• WHAT THE TASK REQUIRES:
Could you transcribe every record below exactly as written, leaving out any pictures?

• INPUT FOR THIS TASK:
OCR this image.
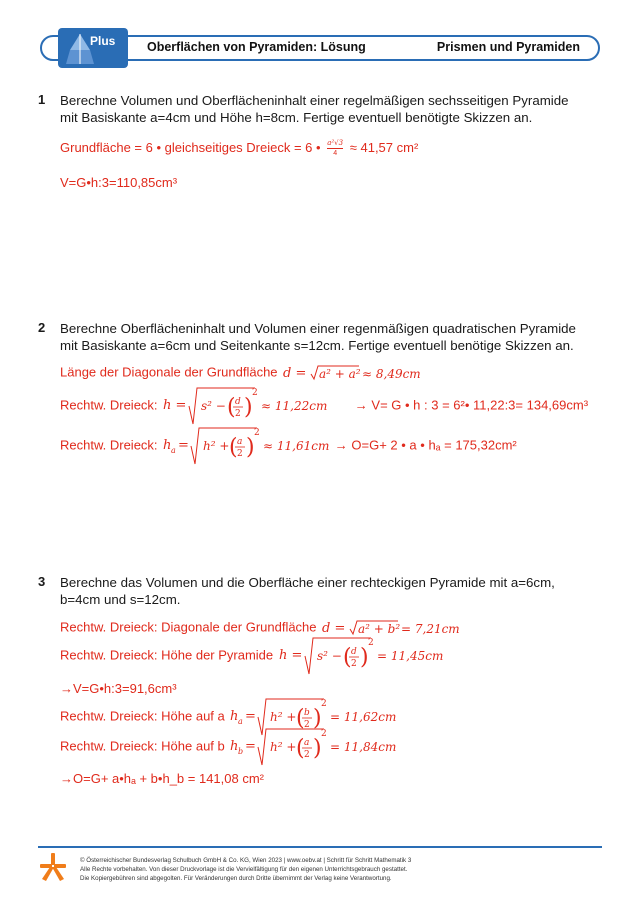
Oberflächen von Pyramiden: Lösung	Prismen und Pyramiden
Plus
1 Berechne Volumen und Oberflächeninhalt einer regelmäßigen sechsseitigen Pyramide mit Basiskante a=4cm und Höhe h=8cm. Fertige eventuell benötigte Skizzen an.
Grundfläche = 6 • gleichseitiges Dreieck = 6 • $\frac{\text{a²√3}}{4} \approx 41,57$ cm²
V=G•h:3=110,85cm³
2 Berechne Oberflächeninhalt und Volumen einer regenmäßigen quadratischen Pyramide mit Basiskante a=6cm und Seitenkante s=12cm. Fertige eventuell benötige Skizzen an.
Länge der Diagonale der Grundfläche d = a² + a² ≈ 8,49cm
Rechtw. Dreieck: h = s² − ( d
2 )
2
≈ 11,22cm → V= G • h : 3 = 6²• 11,22:3= 134,69cm³
Rechtw. Dreieck: h a = h² + ( a
2 )
2
≈ 11,61cm → O=G+ 2 • a • hₐ = 175,32cm²
3 Berechne das Volumen und die Oberfläche einer rechteckigen Pyramide mit a=6cm, b=4cm und s=12cm.
Rechtw. Dreieck: Diagonale der Grundfläche d = a² + b² = 7,21cm
Rechtw. Dreieck: Höhe der Pyramide h = s² − ( d
2 )
2
= 11,45cm
→V=G•h:3=91,6cm³
Rechtw. Dreieck: Höhe auf a h a = h² + ( b
2 )
2
= 11,62cm
Rechtw. Dreieck: Höhe auf b h b = h² + ( a
2 )
2
= 11,84cm
→O=G+ a•hₐ + b•h_b = 141,08 cm²
© Österreichischer Bundesverlag Schulbuch GmbH & Co. KG, Wien 2023 | www.oebv.at | Schritt für Schritt Mathematik 3
Alle Rechte vorbehalten. Von dieser Druckvorlage ist die Vervielfältigung für den eigenen Unterrichtsgebrauch gestattet.
Die Kopiergebühren sind abgegolten. Für Veränderungen durch Dritte übernimmt der Verlag keine Verantwortung.
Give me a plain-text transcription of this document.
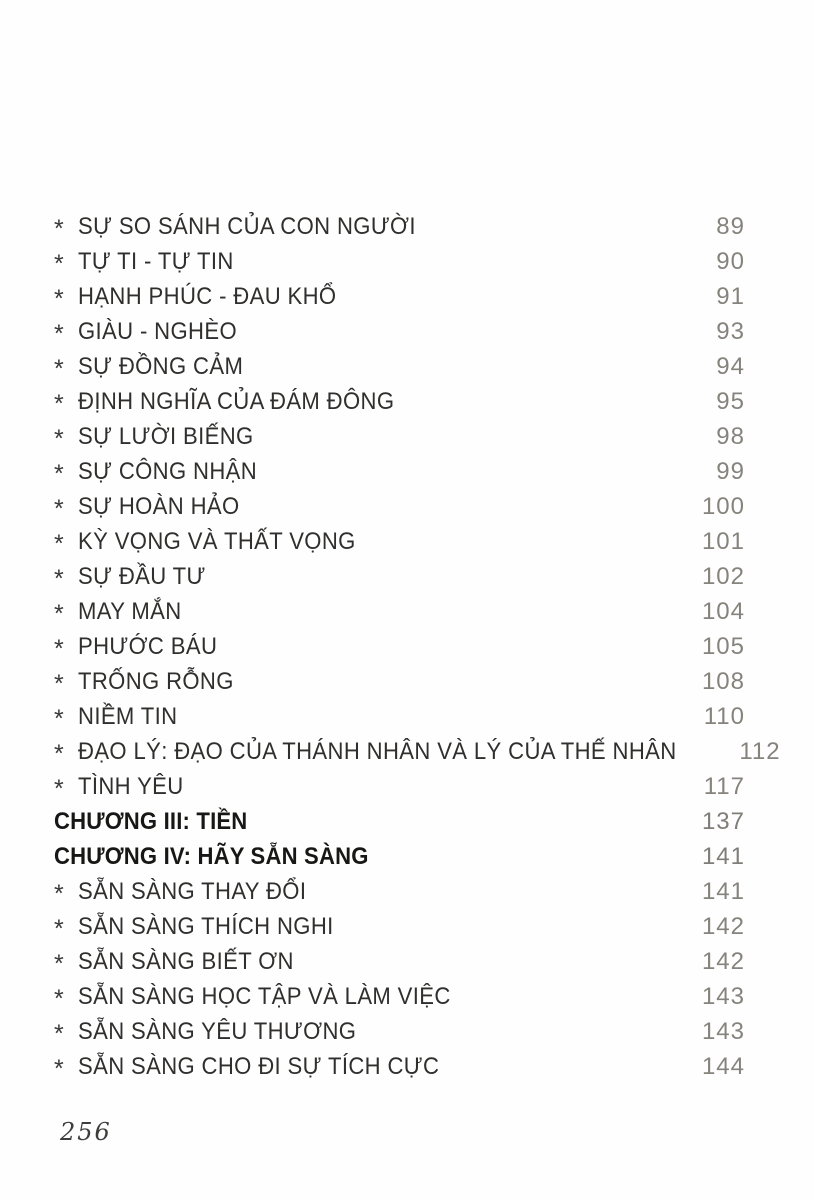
* SỰ SO SÁNH CỦA CON NGƯỜI	89
* TỰ TI - TỰ TIN	90
* HẠNH PHÚC - ĐAU KHỔ	91
* GIÀU - NGHÈO	93
* SỰ ĐỒNG CẢM	94
* ĐỊNH NGHĨA CỦA ĐÁM ĐÔNG	95
* SỰ LƯỜI BIẾNG	98
* SỰ CÔNG NHẬN	99
* SỰ HOÀN HẢO	100
* KỲ VỌNG VÀ THẤT VỌNG	101
* SỰ ĐẦU TƯ	102
* MAY MẮN	104
* PHƯỚC BÁU	105
* TRỐNG RỖNG	108
* NIỀM TIN	110
* ĐẠO LÝ: ĐẠO CỦA THÁNH NHÂN VÀ LÝ CỦA THẾ NHÂN	112
* TÌNH YÊU	117
CHƯƠNG III: TIỀN	137
CHƯƠNG IV: HÃY SẴN SÀNG	141
* SẴN SÀNG THAY ĐỔI	141
* SẴN SÀNG THÍCH NGHI	142
* SẴN SÀNG BIẾT ƠN	142
* SẴN SÀNG HỌC TẬP VÀ LÀM VIỆC	143
* SẴN SÀNG YÊU THƯƠNG	143
* SẴN SÀNG CHO ĐI SỰ TÍCH CỰC	144
256
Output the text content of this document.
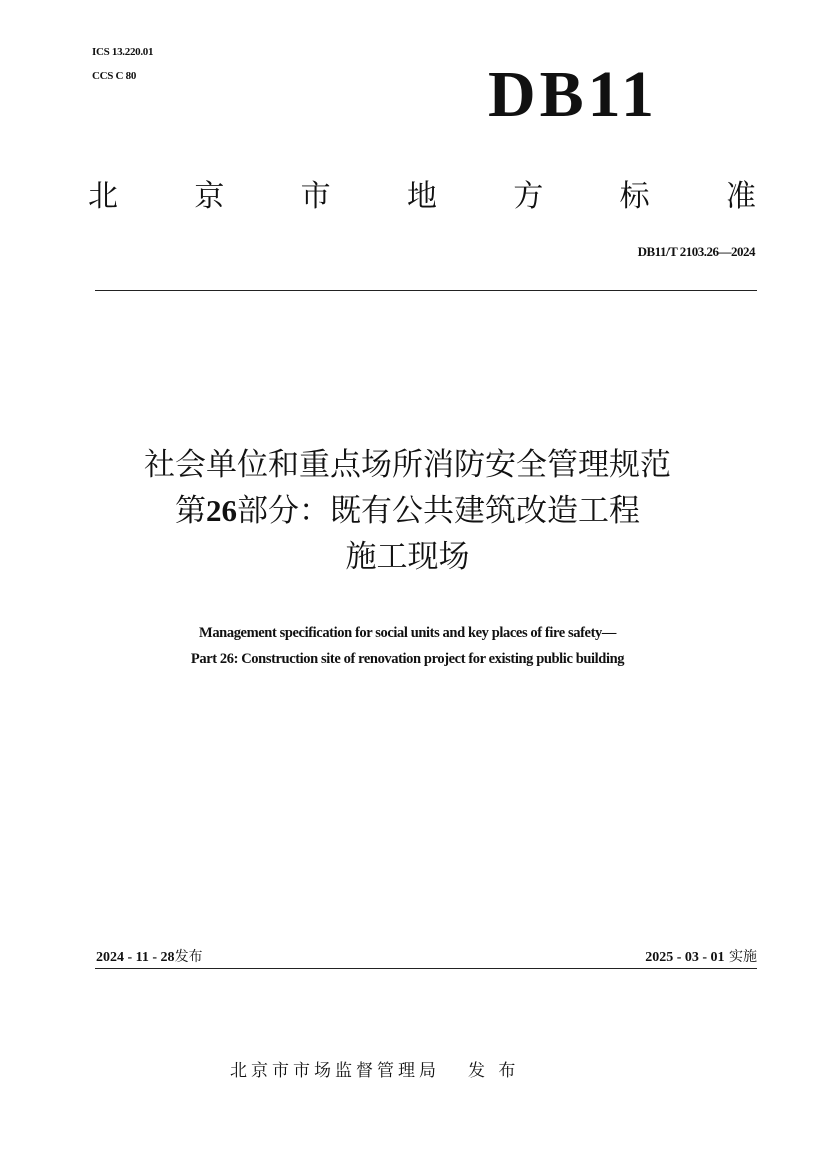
ICS 13.220.01
CCS C 80	DB11
北	京	市	地	方	标	准
DB11/T 2103.26—2024
社会单位和重点场所消防安全管理规范
第26部分：既有公共建筑改造工程
施工现场
Management specification for social units and key places of fire safety—
Part 26: Construction site of renovation project for existing public building
2024 - 11 - 28发布	2025 - 03 - 01 实施
北京市市场监督管理局 发 布
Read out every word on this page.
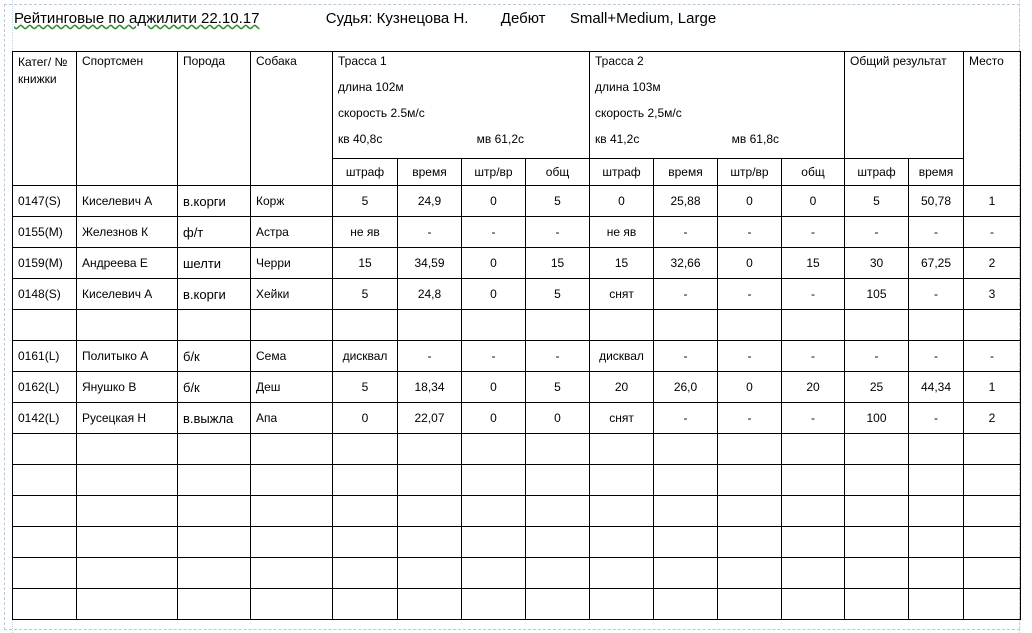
Рейтинговые по аджилити 22.10.17	Судья: Кузнецова Н. Дебют Small+Medium, Large
Катег/ № книжки	Спортсмен	Порода	Собака	Трасса 1				Трасса 2				Общий результат		Место
				длина 102м				длина 103м						
				скорость 2.5м/с				скорость 2,5м/с						

				кв 40,8с мв 61,2с				кв 41,2с мв 61,8с						

				штраф	время	штр/вр	общ	штраф	время	штр/вр	общ	штраф	время	
0147(S)	Киселевич А	в.корги	Корж	5	24,9	0	5	0	25,88	0	0	5	50,78	1
0155(M)	Железнов К	ф/т	Астра	не яв	-	-	-	не яв	-	-	-	-	-	-
0159(M)	Андреева Е	шелти	Черри	15	34,59	0	15	15	32,66	0	15	30	67,25	2
0148(S)	Киселевич А	в.корги	Хейки	5	24,8	0	5	снят	-	-	-	105	-	3

0161(L)	Политыко А	б/к	Сема	дисквал	-	-	-	дисквал	-	-	-	-	-	-
0162(L)	Янушко В	б/к	Деш	5	18,34	0	5	20	26,0	0	20	25	44,34	1
0142(L)	Русецкая Н	в.выжла	Апа	0	22,07	0	0	снят	-	-	-	100	-	2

• RESPONSE:
OCR this image.
Oberflächen von Pyramiden: Lösung	Prismen und Pyramiden
Plus
1 Berechne Volumen und Oberflächeninhalt einer regelmäßigen sechsseitigen Pyramide mit Basiskante a=4cm und Höhe h=8cm. Fertige eventuell benötigte Skizzen an.
Grundfläche = 6 • gleichseitiges Dreieck = 6 • $\frac{\text{a²√3}}{4} \approx 41,57$ cm²
V=G•h:3=110,85cm³
2 Berechne Oberflächeninhalt und Volumen einer regenmäßigen quadratischen Pyramide mit Basiskante a=6cm und Seitenkante s=12cm. Fertige eventuell benötige Skizzen an.
Länge der Diagonale der Grundfläche d = a² + a² ≈ 8,49cm
Rechtw. Dreieck: h = s² − ( d
2 )
2
≈ 11,22cm → V= G • h : 3 = 6²• 11,22:3= 134,69cm³
Rechtw. Dreieck: h a = h² + ( a
2 )
2
≈ 11,61cm → O=G+ 2 • a • hₐ = 175,32cm²
3 Berechne das Volumen und die Oberfläche einer rechteckigen Pyramide mit a=6cm, b=4cm und s=12cm.
Rechtw. Dreieck: Diagonale der Grundfläche d = a² + b² = 7,21cm
Rechtw. Dreieck: Höhe der Pyramide h = s² − ( d
2 )
2
= 11,45cm
→V=G•h:3=91,6cm³
Rechtw. Dreieck: Höhe auf a h a = h² + ( b
2 )
2
= 11,62cm
Rechtw. Dreieck: Höhe auf b h b = h² + ( a
2 )
2
= 11,84cm
→O=G+ a•hₐ + b•h_b = 141,08 cm²
© Österreichischer Bundesverlag Schulbuch GmbH & Co. KG, Wien 2023 | www.oebv.at | Schritt für Schritt Mathematik 3
Alle Rechte vorbehalten. Von dieser Druckvorlage ist die Vervielfältigung für den eigenen Unterrichtsgebrauch gestattet.
Die Kopiergebühren sind abgegolten. Für Veränderungen durch Dritte übernimmt der Verlag keine Verantwortung.
Give me a plain-text transcription of this document.
* SỰ SO SÁNH CỦA CON NGƯỜI	89
* TỰ TI - TỰ TIN	90
* HẠNH PHÚC - ĐAU KHỔ	91
* GIÀU - NGHÈO	93
* SỰ ĐỒNG CẢM	94
* ĐỊNH NGHĨA CỦA ĐÁM ĐÔNG	95
* SỰ LƯỜI BIẾNG	98
* SỰ CÔNG NHẬN	99
* SỰ HOÀN HẢO	100
* KỲ VỌNG VÀ THẤT VỌNG	101
* SỰ ĐẦU TƯ	102
* MAY MẮN	104
* PHƯỚC BÁU	105
* TRỐNG RỖNG	108
* NIỀM TIN	110
* ĐẠO LÝ: ĐẠO CỦA THÁNH NHÂN VÀ LÝ CỦA THẾ NHÂN	112
* TÌNH YÊU	117
CHƯƠNG III: TIỀN	137
CHƯƠNG IV: HÃY SẴN SÀNG	141
* SẴN SÀNG THAY ĐỔI	141
* SẴN SÀNG THÍCH NGHI	142
* SẴN SÀNG BIẾT ƠN	142
* SẴN SÀNG HỌC TẬP VÀ LÀM VIỆC	143
* SẴN SÀNG YÊU THƯƠNG	143
* SẴN SÀNG CHO ĐI SỰ TÍCH CỰC	144
256
Output the text content of this document.
ICS 13.220.01
CCS C 80	DB11
北	京	市	地	方	标	准
DB11/T 2103.26—2024
社会单位和重点场所消防安全管理规范
第26部分：既有公共建筑改造工程
施工现场
Management specification for social units and key places of fire safety—
Part 26: Construction site of renovation project for existing public building
2024 - 11 - 28发布	2025 - 03 - 01 实施
北京市市场监督管理局 发 布
Read out every word on this page.
Рейтинговые по аджилити 22.10.17	Судья: Кузнецова Н. Дебют Small+Medium, Large
Катег/ № книжки	Спортсмен	Порода	Собака	Трасса 1				Трасса 2				Общий результат		Место
				длина 102м				длина 103м						
				скорость 2.5м/с				скорость 2,5м/с						

				кв 40,8с мв 61,2с				кв 41,2с мв 61,8с						

				штраф	время	штр/вр	общ	штраф	время	штр/вр	общ	штраф	время	
0147(S)	Киселевич А	в.корги	Корж	5	24,9	0	5	0	25,88	0	0	5	50,78	1
0155(M)	Железнов К	ф/т	Астра	не яв	-	-	-	не яв	-	-	-	-	-	-
0159(M)	Андреева Е	шелти	Черри	15	34,59	0	15	15	32,66	0	15	30	67,25	2
0148(S)	Киселевич А	в.корги	Хейки	5	24,8	0	5	снят	-	-	-	105	-	3

0161(L)	Политыко А	б/к	Сема	дисквал	-	-	-	дисквал	-	-	-	-	-	-
0162(L)	Янушко В	б/к	Деш	5	18,34	0	5	20	26,0	0	20	25	44,34	1
0142(L)	Русецкая Н	в.выжла	Апа	0	22,07	0	0	снят	-	-	-	100	-	2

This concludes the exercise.